> Saved entries:
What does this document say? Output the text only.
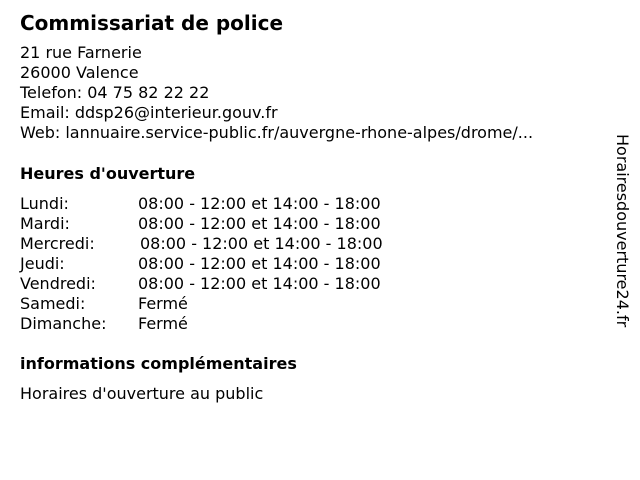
Commissariat de police
21 rue Farnerie
26000 Valence
Telefon: 04 75 82 22 22
Email: ddsp26@interieur.gouv.fr
Web: lannuaire.service-public.fr/auvergne-rhone-alpes/drome/...
Heures d'ouverture
Lundi:	08:00 - 12:00 et 14:00 - 18:00
Mardi:	08:00 - 12:00 et 14:00 - 18:00
Mercredi:	08:00 - 12:00 et 14:00 - 18:00
Jeudi:	08:00 - 12:00 et 14:00 - 18:00
Vendredi:	08:00 - 12:00 et 14:00 - 18:00
Samedi:	Fermé
Dimanche:	Fermé
informations complémentaires
Horaires d'ouverture au public
Horairesdouverture24.fr
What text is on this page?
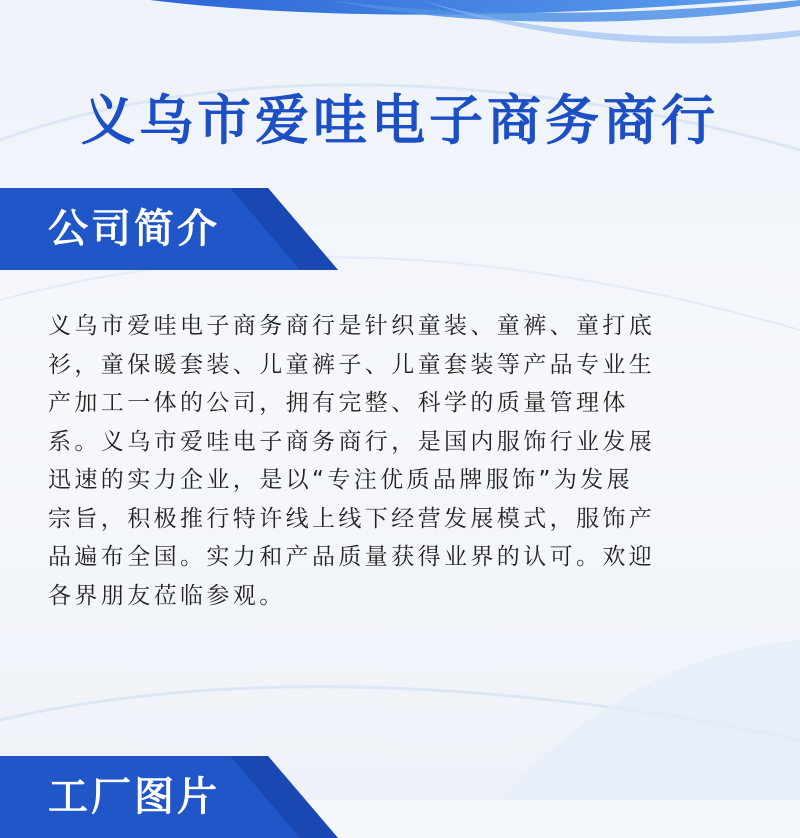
义乌市爱哇电子商务商行
公司简介

义乌市爱哇电子商务商行是针织童装、童裤、童打底
衫，童保暖套装、儿童裤子、儿童套装等产品专业生
产加工一体的公司，拥有完整、科学的质量管理体
系。义乌市爱哇电子商务商行，是国内服饰行业发展
迅速的实力企业，是以“专注优质品牌服饰”为发展
宗旨，积极推行特许线上线下经营发展模式，服饰产
品遍布全国。实力和产品质量获得业界的认可。欢迎
各界朋友莅临参观。

工厂图片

> STATED PROBLEM: Output the data above without changes, apart from leaving out the pictures.

> THE COMPLETED TASK:
What does this document say? Output the text only.
Commissariat de police
21 rue Farnerie
26000 Valence
Telefon: 04 75 82 22 22
Email: ddsp26@interieur.gouv.fr
Web: lannuaire.service-public.fr/auvergne-rhone-alpes/drome/...
Heures d'ouverture
Lundi:	08:00 - 12:00 et 14:00 - 18:00
Mardi:	08:00 - 12:00 et 14:00 - 18:00
Mercredi:	08:00 - 12:00 et 14:00 - 18:00
Jeudi:	08:00 - 12:00 et 14:00 - 18:00
Vendredi:	08:00 - 12:00 et 14:00 - 18:00
Samedi:	Fermé
Dimanche:	Fermé
informations complémentaires
Horaires d'ouverture au public
Horairesdouverture24.fr
What text is on this page?
义乌市爱哇电子商务商行
公司简介

义乌市爱哇电子商务商行是针织童装、童裤、童打底
衫，童保暖套装、儿童裤子、儿童套装等产品专业生
产加工一体的公司，拥有完整、科学的质量管理体
系。义乌市爱哇电子商务商行，是国内服饰行业发展
迅速的实力企业，是以“专注优质品牌服饰”为发展
宗旨，积极推行特许线上线下经营发展模式，服饰产
品遍布全国。实力和产品质量获得业界的认可。欢迎
各界朋友莅临参观。

工厂图片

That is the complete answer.